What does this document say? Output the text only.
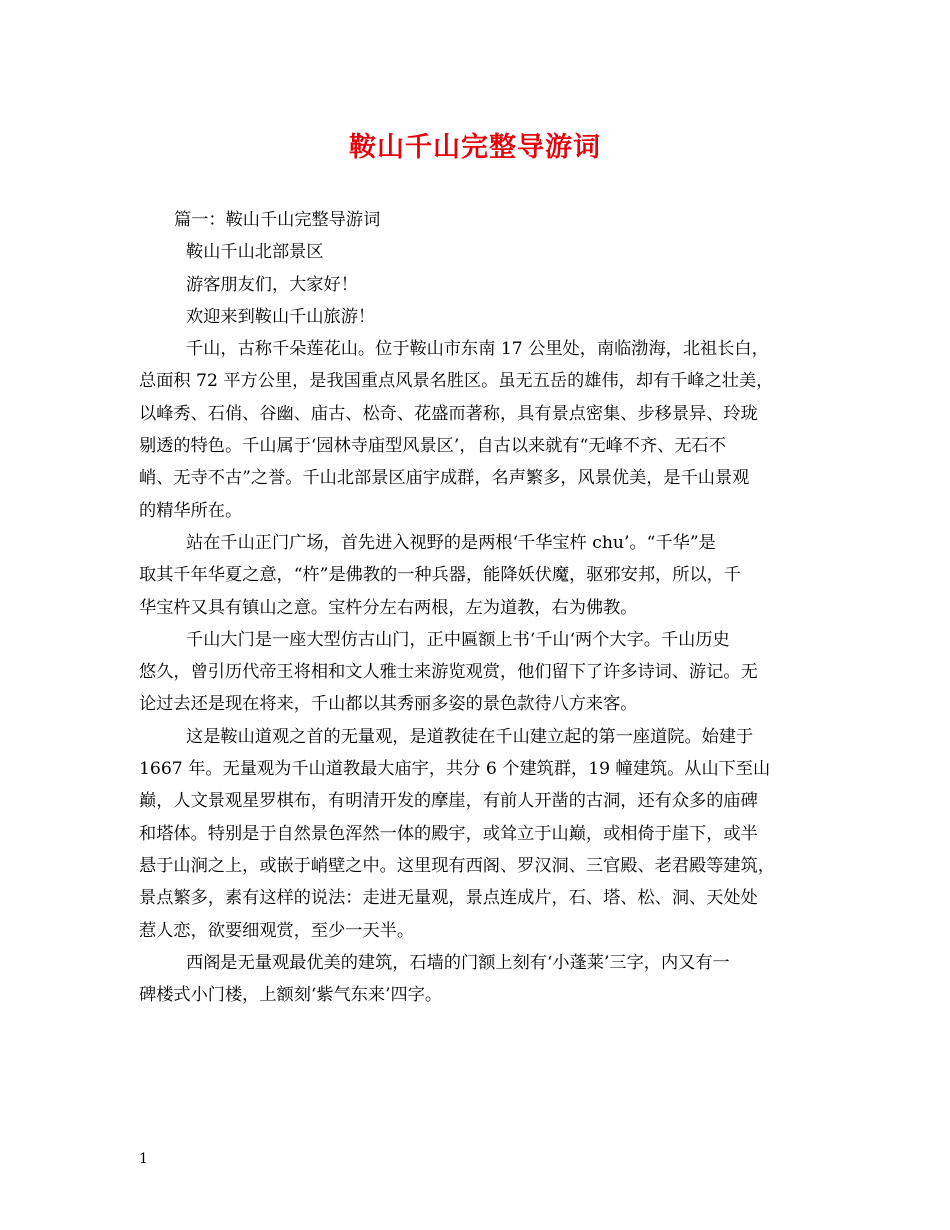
鞍山千山完整导游词

篇一：鞍山千山完整导游词

鞍山千山北部景区

游客朋友们，大家好！

欢迎来到鞍山千山旅游！

千山，古称千朵莲花山。位于鞍山市东南 17 公里处，南临渤海，北祖长白，

总面积 72 平方公里，是我国重点风景名胜区。虽无五岳的雄伟，却有千峰之壮美，

以峰秀、石俏、谷幽、庙古、松奇、花盛而著称，具有景点密集、步移景异、玲珑

剔透的特色。千山属于‘园林寺庙型风景区’，自古以来就有“无峰不齐、无石不

峭、无寺不古”之誉。千山北部景区庙宇成群，名声繁多，风景优美，是千山景观

的精华所在。

站在千山正门广场，首先进入视野的是两根‘千华宝杵 chu’。“千华”是

取其千年华夏之意，“杵”是佛教的一种兵器，能降妖伏魔，驱邪安邦，所以，千

华宝杵又具有镇山之意。宝杵分左右两根，左为道教，右为佛教。

千山大门是一座大型仿古山门，正中匾额上书‘千山‘两个大字。千山历史

悠久，曾引历代帝王将相和文人雅士来游览观赏，他们留下了许多诗词、游记。无

论过去还是现在将来，千山都以其秀丽多姿的景色款待八方来客。

这是鞍山道观之首的无量观，是道教徒在千山建立起的第一座道院。始建于

1667 年。无量观为千山道教最大庙宇，共分 6 个建筑群，19 幢建筑。从山下至山

巅，人文景观星罗棋布，有明清开发的摩崖，有前人开凿的古洞，还有众多的庙碑

和塔体。特别是于自然景色浑然一体的殿宇，或耸立于山巅，或相倚于崖下，或半

悬于山涧之上，或嵌于峭壁之中。这里现有西阁、罗汉洞、三官殿、老君殿等建筑，

景点繁多，素有这样的说法：走进无量观，景点连成片，石、塔、松、洞、天处处

惹人恋，欲要细观赏，至少一天半。

西阁是无量观最优美的建筑，石墙的门额上刻有‘小蓬莱’三字，内又有一

碑楼式小门楼，上额刻‘紫气东来’四字。

1
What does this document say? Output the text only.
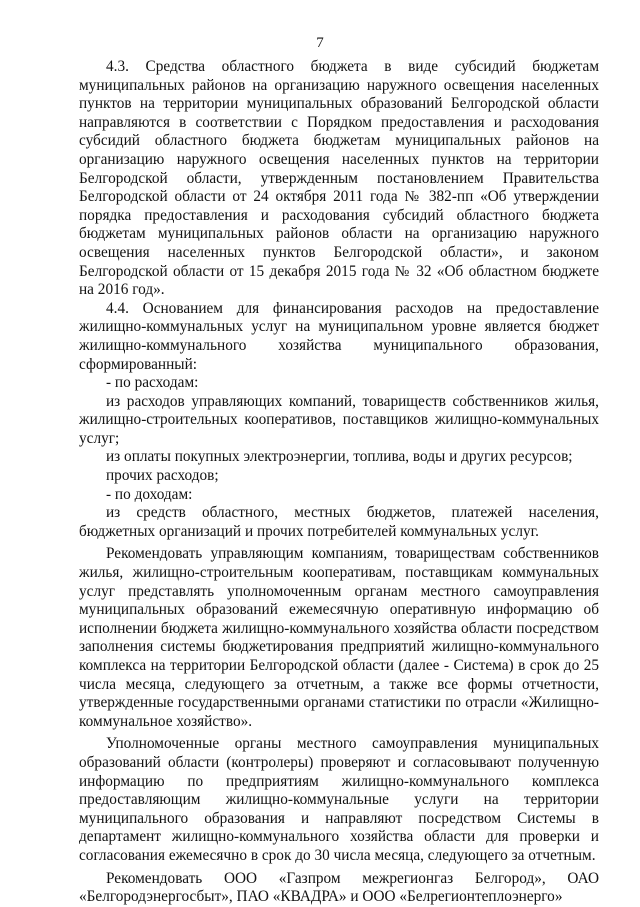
7

4.3. Средства областного бюджета в виде субсидий бюджетам муниципальных районов на организацию наружного освещения населенных пунктов на территории муниципальных образований Белгородской области направляются в соответствии с Порядком предоставления и расходования субсидий областного бюджета бюджетам муниципальных районов на организацию наружного освещения населенных пунктов на территории Белгородской области, утвержденным постановлением Правительства Белгородской области от 24 октября 2011 года № 382-пп «Об утверждении порядка предоставления и расходования субсидий областного бюджета бюджетам муниципальных районов области на организацию наружного освещения населенных пунктов Белгородской области», и законом Белгородской области от 15 декабря 2015 года № 32 «Об областном бюджете на 2016 год».

4.4. Основанием для финансирования расходов на предоставление жилищно-коммунальных услуг на муниципальном уровне является бюджет жилищно-коммунального хозяйства муниципального образования, сформированный:

- по расходам:

из расходов управляющих компаний, товариществ собственников жилья, жилищно-строительных кооперативов, поставщиков жилищно-коммунальных услуг;

из оплаты покупных электроэнергии, топлива, воды и других ресурсов;

прочих расходов;

- по доходам:

из средств областного, местных бюджетов, платежей населения, бюджетных организаций и прочих потребителей коммунальных услуг.

Рекомендовать управляющим компаниям, товариществам собственников жилья, жилищно-строительным кооперативам, поставщикам коммунальных услуг представлять уполномоченным органам местного самоуправления муниципальных образований ежемесячную оперативную информацию об исполнении бюджета жилищно-коммунального хозяйства области посредством заполнения системы бюджетирования предприятий жилищно-коммунального комплекса на территории Белгородской области (далее - Система) в срок до 25 числа месяца, следующего за отчетным, а также все формы отчетности, утвержденные государственными органами статистики по отрасли «Жилищно-коммунальное хозяйство».

Уполномоченные органы местного самоуправления муниципальных образований области (контролеры) проверяют и согласовывают полученную информацию по предприятиям жилищно-коммунального комплекса предоставляющим жилищно-коммунальные услуги на территории муниципального образования и направляют посредством Системы в департамент жилищно-коммунального хозяйства области для проверки и согласования ежемесячно в срок до 30 числа месяца, следующего за отчетным.

Рекомендовать ООО «Газпром межрегионгаз Белгород», ОАО «Белгородэнергосбыт», ПАО «КВАДРА» и ООО «Белрегионтеплоэнерго»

__________________________________________________

--- Your task ---
Select every line of the records holding the string "жилья".

--- Result of the exercise ---
из расходов управляющих компаний, товариществ собственников жилья, жилищно-строительных кооперативов, поставщиков жилищно-коммунальных услуг;
Рекомендовать управляющим компаниям, товариществам собственников жилья, жилищно-строительным кооперативам, поставщикам коммунальных услуг представлять уполномоченным органам местного самоуправления муниципальных образований ежемесячную оперативную информацию об исполнении бюджета жилищно-коммунального хозяйства области посредством заполнения системы бюджетирования предприятий жилищно-коммунального комплекса на территории Белгородской области (далее - Система) в срок до 25 числа месяца, следующего за отчетным, а также все формы отчетности, утвержденные государственными органами статистики по отрасли «Жилищно-коммунальное хозяйство».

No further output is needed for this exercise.